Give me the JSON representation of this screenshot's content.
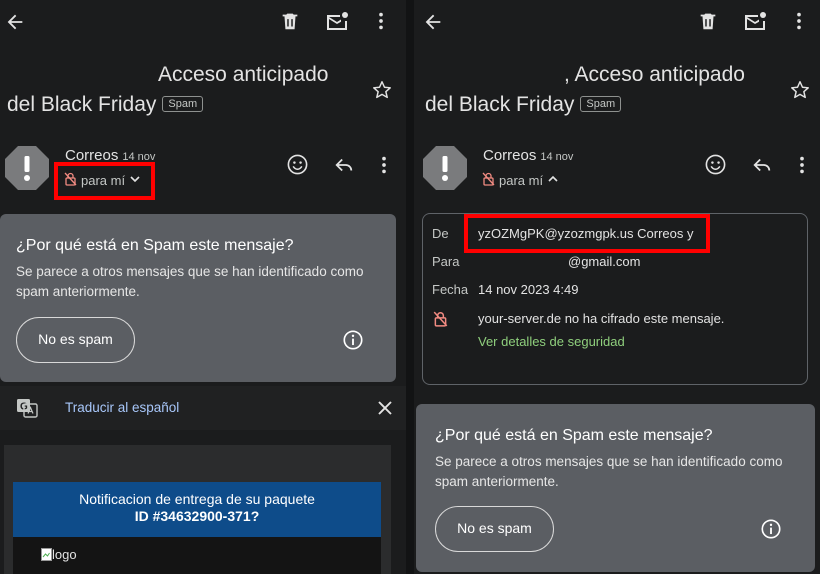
{
  "left_panel": {
    "subject_line1": "Acceso anticipado",
    "subject_line2": "del Black Friday",
    "spam_badge": "Spam",
    "sender_name": "Correos",
    "sender_date": "14 nov",
    "recipient": "para mí",
    "spam_card": {
      "title": "¿Por qué está en Spam este mensaje?",
      "desc_line1": "Se parece a otros mensajes que se han identificado como",
      "desc_line2": "spam anteriormente.",
      "not_spam_button": "No es spam"
    },
    "translate_label": "Traducir al español",
    "email_banner_line1": "Notificacion de entrega de su paquete",
    "email_banner_line2": "ID #34632900-371?",
    "logo_alt": "logo"
  },
  "right_panel": {
    "subject_line1": ", Acceso anticipado",
    "subject_line2": "del Black Friday",
    "spam_badge": "Spam",
    "sender_name": "Correos",
    "sender_date": "14 nov",
    "recipient": "para mí",
    "details": {
      "from_label": "De",
      "from_value": "yzOZMgPK@yzozmgpk.us Correos y",
      "to_label": "Para",
      "to_value": "@gmail.com",
      "date_label": "Fecha",
      "date_value": "14 nov 2023 4:49",
      "encryption_text": "your-server.de no ha cifrado este mensaje.",
      "security_link": "Ver detalles de seguridad"
    },
    "spam_card": {
      "title": "¿Por qué está en Spam este mensaje?",
      "desc_line1": "Se parece a otros mensajes que se han identificado como",
      "desc_line2": "spam anteriormente.",
      "not_spam_button": "No es spam"
    }
  },
  "colors": {
    "background": "#1b1c1d",
    "spam_card": "#5b5e63",
    "highlight": "#ff0000",
    "link_blue": "#a8c7fa",
    "link_green": "#8fcf7d",
    "banner_blue": "#0e4c8a"
  },
  "icons": [
    "back-arrow-icon",
    "trash-icon",
    "mail-unread-icon",
    "more-vert-icon",
    "star-icon",
    "avatar-warning-icon",
    "emoji-icon",
    "reply-icon",
    "no-encryption-icon",
    "chevron-down-icon",
    "chevron-up-icon",
    "info-icon",
    "translate-icon",
    "close-icon"
  ]
}
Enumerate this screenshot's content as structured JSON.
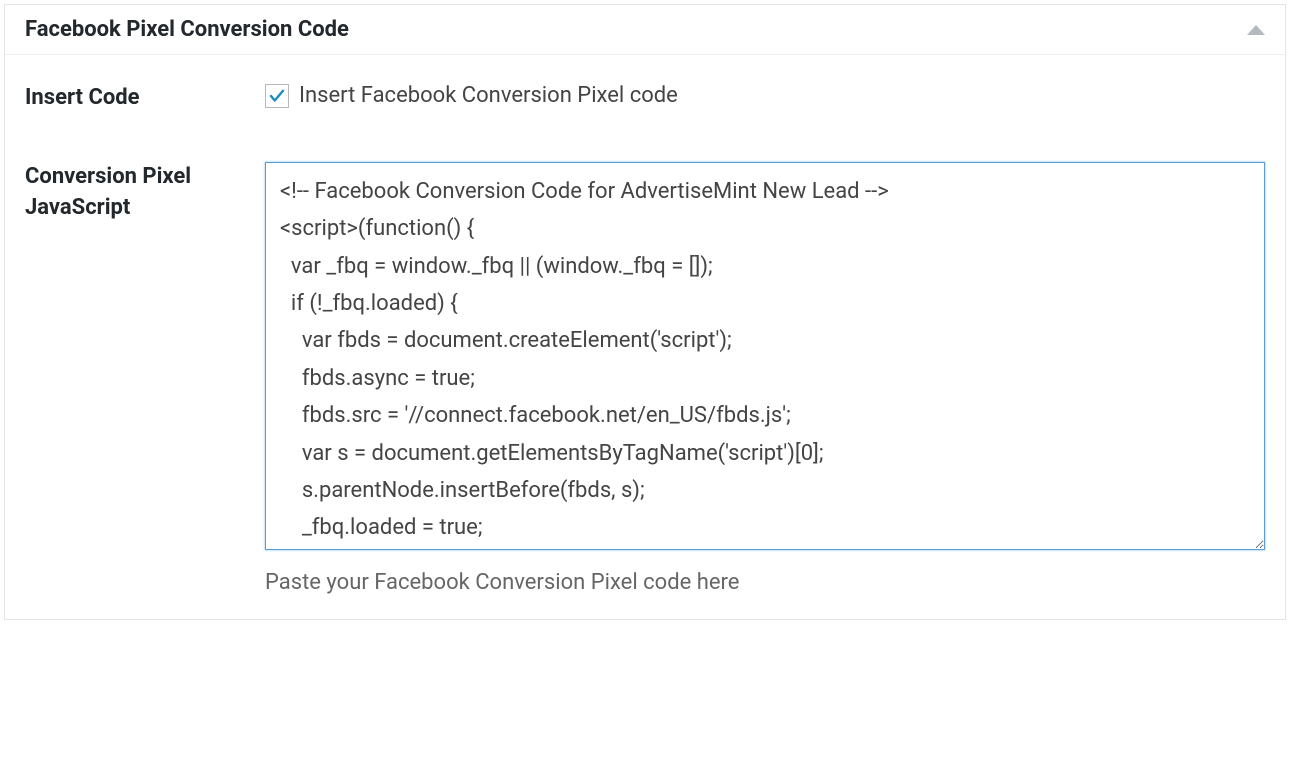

__________________________________________________

Give back every line exactly as it stands, pictures excluded.

Give me the JSON representation of this screenshot's content.
{
  "left_panel": {
    "subject_line1": "Acceso anticipado",
    "subject_line2": "del Black Friday",
    "spam_badge": "Spam",
    "sender_name": "Correos",
    "sender_date": "14 nov",
    "recipient": "para mí",
    "spam_card": {
      "title": "¿Por qué está en Spam este mensaje?",
      "desc_line1": "Se parece a otros mensajes que se han identificado como",
      "desc_line2": "spam anteriormente.",
      "not_spam_button": "No es spam"
    },
    "translate_label": "Traducir al español",
    "email_banner_line1": "Notificacion de entrega de su paquete",
    "email_banner_line2": "ID #34632900-371?",
    "logo_alt": "logo"
  },
  "right_panel": {
    "subject_line1": ", Acceso anticipado",
    "subject_line2": "del Black Friday",
    "spam_badge": "Spam",
    "sender_name": "Correos",
    "sender_date": "14 nov",
    "recipient": "para mí",
    "details": {
      "from_label": "De",
      "from_value": "yzOZMgPK@yzozmgpk.us Correos y",
      "to_label": "Para",
      "to_value": "@gmail.com",
      "date_label": "Fecha",
      "date_value": "14 nov 2023 4:49",
      "encryption_text": "your-server.de no ha cifrado este mensaje.",
      "security_link": "Ver detalles de seguridad"
    },
    "spam_card": {
      "title": "¿Por qué está en Spam este mensaje?",
      "desc_line1": "Se parece a otros mensajes que se han identificado como",
      "desc_line2": "spam anteriormente.",
      "not_spam_button": "No es spam"
    }
  },
  "colors": {
    "background": "#1b1c1d",
    "spam_card": "#5b5e63",
    "highlight": "#ff0000",
    "link_blue": "#a8c7fa",
    "link_green": "#8fcf7d",
    "banner_blue": "#0e4c8a"
  },
  "icons": [
    "back-arrow-icon",
    "trash-icon",
    "mail-unread-icon",
    "more-vert-icon",
    "star-icon",
    "avatar-warning-icon",
    "emoji-icon",
    "reply-icon",
    "no-encryption-icon",
    "chevron-down-icon",
    "chevron-up-icon",
    "info-icon",
    "translate-icon",
    "close-icon"
  ]
}
Enumerate this screenshot's content as structured JSON.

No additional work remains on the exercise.